▸ GOAL OF THE EXERCISE
State the number of lines in the material below that have "Call" in them, without any other text.

▸ INFORMATION SHOWN
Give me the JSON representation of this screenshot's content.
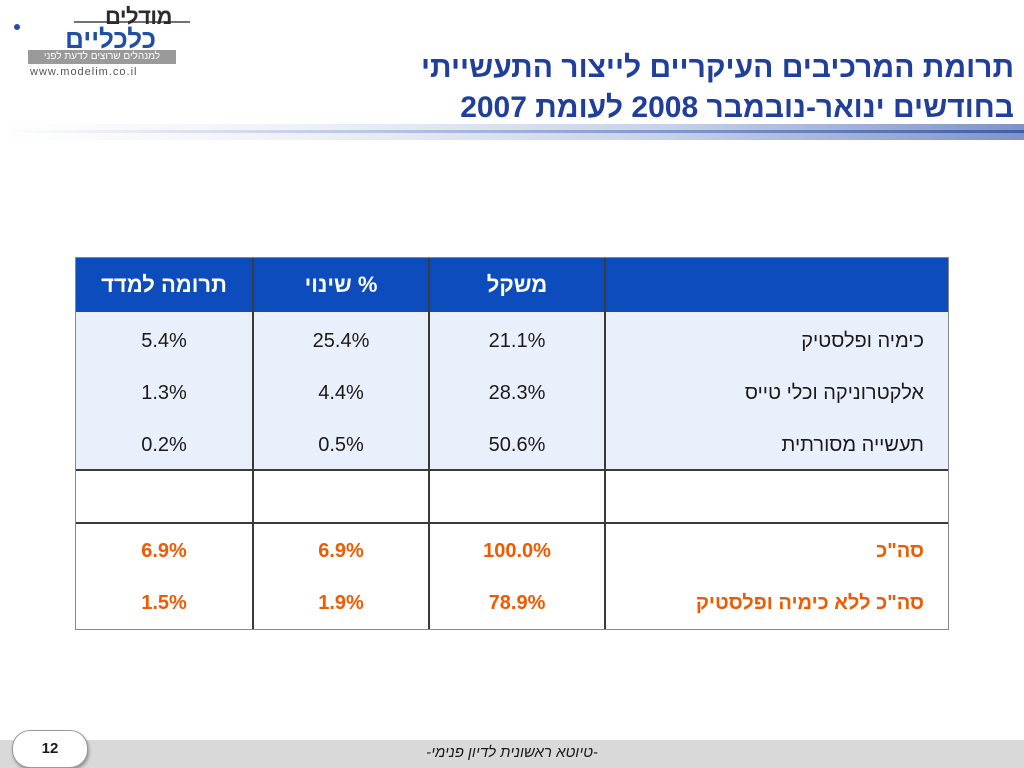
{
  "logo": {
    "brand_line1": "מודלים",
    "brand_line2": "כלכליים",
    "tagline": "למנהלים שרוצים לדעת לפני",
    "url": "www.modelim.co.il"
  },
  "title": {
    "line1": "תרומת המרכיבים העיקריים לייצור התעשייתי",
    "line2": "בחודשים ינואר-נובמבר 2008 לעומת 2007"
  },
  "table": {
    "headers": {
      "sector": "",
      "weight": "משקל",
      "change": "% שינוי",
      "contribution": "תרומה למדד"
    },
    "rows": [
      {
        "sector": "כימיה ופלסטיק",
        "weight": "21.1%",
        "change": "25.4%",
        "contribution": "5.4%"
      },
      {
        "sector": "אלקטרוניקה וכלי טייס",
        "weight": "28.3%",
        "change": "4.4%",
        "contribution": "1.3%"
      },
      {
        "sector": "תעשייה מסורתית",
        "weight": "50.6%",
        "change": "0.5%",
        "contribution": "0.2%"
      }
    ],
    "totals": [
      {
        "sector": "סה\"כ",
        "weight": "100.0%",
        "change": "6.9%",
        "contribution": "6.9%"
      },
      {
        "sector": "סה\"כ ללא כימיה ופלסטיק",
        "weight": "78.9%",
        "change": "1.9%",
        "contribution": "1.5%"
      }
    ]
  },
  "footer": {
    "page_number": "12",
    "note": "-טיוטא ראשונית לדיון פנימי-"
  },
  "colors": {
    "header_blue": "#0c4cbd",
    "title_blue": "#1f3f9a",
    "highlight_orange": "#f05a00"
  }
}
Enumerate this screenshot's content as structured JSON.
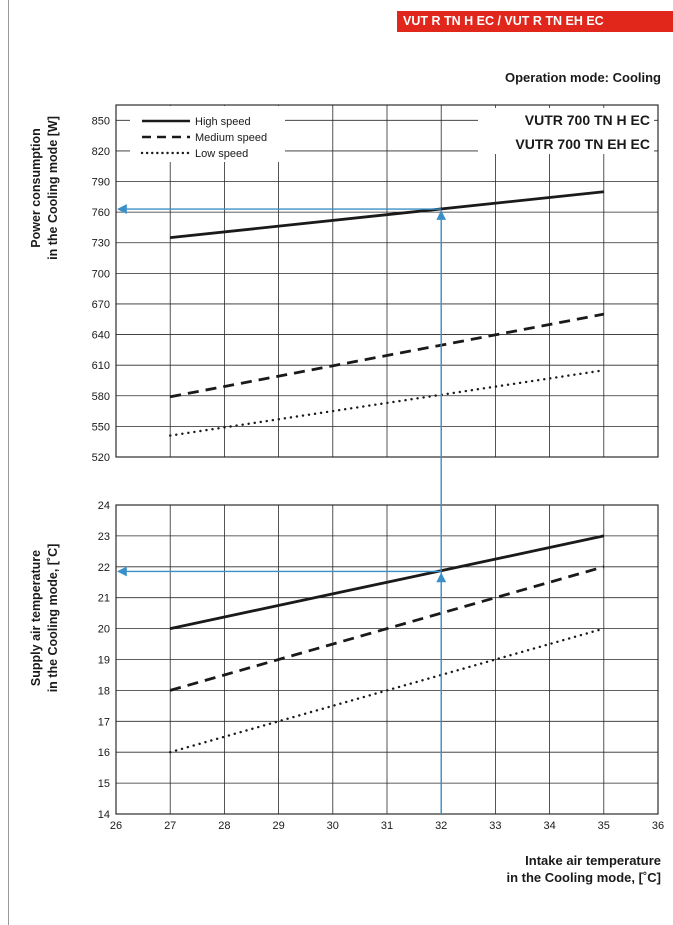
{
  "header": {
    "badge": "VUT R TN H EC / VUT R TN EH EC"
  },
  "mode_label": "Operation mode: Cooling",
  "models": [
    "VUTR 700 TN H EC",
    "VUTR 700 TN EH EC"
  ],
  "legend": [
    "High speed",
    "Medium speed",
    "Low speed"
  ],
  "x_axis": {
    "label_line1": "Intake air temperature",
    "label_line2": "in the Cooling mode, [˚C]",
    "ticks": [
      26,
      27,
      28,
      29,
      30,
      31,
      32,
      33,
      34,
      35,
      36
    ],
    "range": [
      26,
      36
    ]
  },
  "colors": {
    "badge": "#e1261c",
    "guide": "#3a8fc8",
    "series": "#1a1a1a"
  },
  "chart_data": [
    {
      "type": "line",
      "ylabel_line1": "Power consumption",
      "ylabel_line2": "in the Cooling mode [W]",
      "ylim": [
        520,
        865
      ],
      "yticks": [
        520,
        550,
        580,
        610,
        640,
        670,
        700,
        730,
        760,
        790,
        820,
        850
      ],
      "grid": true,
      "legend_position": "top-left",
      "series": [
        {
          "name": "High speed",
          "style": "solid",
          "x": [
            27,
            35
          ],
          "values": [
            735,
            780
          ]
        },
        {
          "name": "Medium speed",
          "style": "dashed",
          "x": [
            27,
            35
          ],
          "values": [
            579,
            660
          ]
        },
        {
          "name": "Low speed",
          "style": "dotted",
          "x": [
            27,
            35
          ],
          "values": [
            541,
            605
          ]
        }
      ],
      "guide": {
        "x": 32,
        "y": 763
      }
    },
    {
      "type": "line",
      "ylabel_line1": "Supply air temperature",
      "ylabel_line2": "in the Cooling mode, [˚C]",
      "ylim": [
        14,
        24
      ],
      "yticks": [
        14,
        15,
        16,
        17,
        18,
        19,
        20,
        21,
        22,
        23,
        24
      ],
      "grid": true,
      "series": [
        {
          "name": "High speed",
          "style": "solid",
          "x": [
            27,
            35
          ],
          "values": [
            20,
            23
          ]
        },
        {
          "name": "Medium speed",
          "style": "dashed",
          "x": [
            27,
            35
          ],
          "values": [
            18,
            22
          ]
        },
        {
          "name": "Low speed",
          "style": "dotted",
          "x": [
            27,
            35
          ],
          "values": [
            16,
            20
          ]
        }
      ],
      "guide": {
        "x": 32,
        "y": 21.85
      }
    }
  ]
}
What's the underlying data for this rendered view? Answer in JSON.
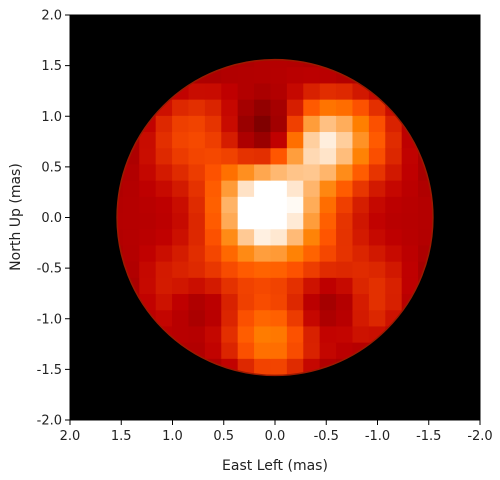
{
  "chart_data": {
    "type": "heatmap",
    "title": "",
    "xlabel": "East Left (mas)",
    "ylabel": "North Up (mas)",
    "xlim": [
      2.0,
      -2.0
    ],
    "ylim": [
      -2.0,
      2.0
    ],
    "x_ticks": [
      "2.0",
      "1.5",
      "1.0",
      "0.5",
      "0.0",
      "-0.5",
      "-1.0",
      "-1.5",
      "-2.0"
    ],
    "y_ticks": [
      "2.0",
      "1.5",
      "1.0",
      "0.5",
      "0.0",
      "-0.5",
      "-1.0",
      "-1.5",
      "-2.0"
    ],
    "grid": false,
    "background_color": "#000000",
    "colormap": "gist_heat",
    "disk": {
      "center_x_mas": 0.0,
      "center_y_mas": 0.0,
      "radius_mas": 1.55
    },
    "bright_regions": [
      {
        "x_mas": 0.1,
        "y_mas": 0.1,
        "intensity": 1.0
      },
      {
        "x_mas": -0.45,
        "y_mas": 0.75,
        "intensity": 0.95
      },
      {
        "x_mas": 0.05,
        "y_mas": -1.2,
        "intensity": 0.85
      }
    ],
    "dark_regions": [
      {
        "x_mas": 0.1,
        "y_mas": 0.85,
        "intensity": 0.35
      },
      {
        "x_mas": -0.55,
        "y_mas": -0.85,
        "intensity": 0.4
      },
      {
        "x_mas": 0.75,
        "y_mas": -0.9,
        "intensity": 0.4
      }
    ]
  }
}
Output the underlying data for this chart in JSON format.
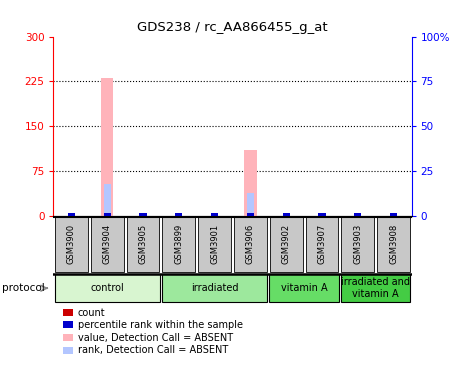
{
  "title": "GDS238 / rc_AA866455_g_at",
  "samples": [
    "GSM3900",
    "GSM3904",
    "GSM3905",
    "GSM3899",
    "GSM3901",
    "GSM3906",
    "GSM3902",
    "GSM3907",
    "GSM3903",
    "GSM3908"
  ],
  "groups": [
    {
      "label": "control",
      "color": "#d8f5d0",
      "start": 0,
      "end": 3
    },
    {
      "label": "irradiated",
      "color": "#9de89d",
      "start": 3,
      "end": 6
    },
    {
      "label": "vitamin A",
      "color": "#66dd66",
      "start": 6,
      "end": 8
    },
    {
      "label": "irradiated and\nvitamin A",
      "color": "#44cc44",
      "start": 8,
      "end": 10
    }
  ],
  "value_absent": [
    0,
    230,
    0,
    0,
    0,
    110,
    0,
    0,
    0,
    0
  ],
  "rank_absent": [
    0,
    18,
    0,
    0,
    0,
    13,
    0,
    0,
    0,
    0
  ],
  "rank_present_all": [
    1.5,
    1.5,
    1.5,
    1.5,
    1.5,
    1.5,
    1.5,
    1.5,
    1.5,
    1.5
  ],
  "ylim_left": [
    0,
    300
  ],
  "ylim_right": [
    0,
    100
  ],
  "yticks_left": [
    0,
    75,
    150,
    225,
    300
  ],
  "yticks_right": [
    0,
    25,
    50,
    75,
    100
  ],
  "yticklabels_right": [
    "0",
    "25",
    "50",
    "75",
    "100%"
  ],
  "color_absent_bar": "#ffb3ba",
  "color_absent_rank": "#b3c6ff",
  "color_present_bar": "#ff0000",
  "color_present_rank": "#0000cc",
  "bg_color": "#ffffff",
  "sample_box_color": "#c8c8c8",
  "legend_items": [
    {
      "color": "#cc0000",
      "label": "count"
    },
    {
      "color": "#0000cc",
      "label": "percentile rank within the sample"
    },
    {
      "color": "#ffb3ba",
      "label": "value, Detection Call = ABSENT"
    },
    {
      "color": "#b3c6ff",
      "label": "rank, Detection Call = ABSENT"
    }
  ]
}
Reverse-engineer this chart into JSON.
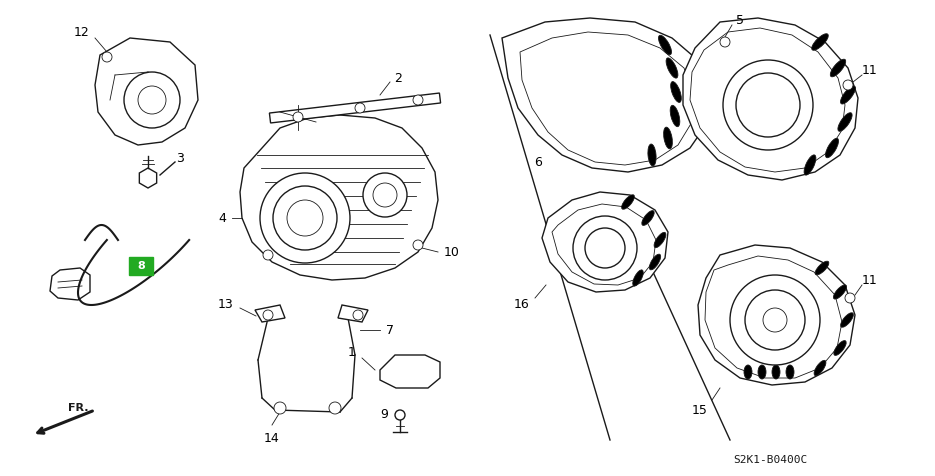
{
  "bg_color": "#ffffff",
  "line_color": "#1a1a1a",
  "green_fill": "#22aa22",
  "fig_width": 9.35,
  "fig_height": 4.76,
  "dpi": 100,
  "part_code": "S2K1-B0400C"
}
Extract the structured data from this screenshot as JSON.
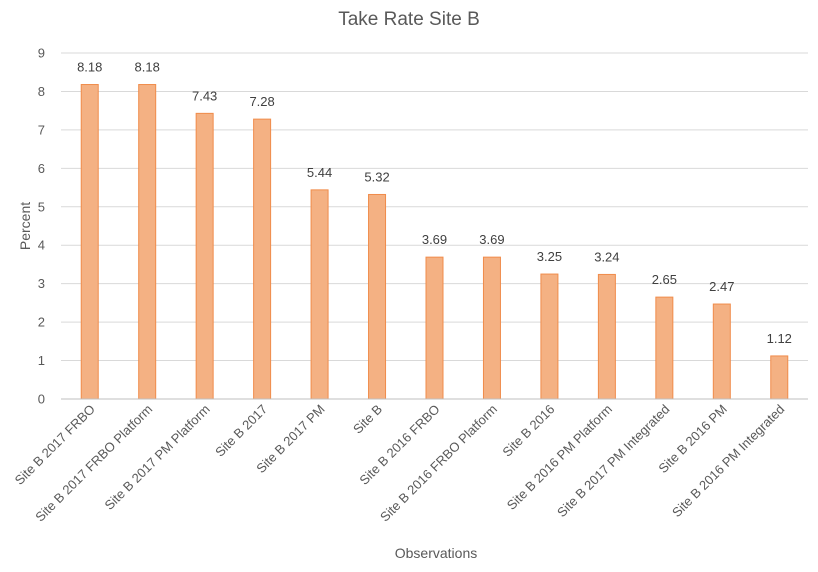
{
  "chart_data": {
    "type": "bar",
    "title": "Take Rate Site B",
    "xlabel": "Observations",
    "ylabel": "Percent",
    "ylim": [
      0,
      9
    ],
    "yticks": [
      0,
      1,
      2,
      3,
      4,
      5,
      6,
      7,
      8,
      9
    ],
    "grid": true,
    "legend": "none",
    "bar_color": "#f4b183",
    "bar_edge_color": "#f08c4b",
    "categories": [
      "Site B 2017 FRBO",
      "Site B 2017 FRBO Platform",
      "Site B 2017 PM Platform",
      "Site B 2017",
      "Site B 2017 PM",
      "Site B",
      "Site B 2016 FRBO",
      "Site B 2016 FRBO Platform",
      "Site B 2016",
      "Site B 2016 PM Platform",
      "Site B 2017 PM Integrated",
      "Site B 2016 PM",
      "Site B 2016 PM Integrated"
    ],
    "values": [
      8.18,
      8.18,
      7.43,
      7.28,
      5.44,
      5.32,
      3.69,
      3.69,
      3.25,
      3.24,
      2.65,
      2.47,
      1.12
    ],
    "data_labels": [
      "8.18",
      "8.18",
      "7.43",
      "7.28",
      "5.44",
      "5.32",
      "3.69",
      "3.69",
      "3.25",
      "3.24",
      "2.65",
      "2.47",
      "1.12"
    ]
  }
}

▸ OUTPUT FOR THIS TASK
2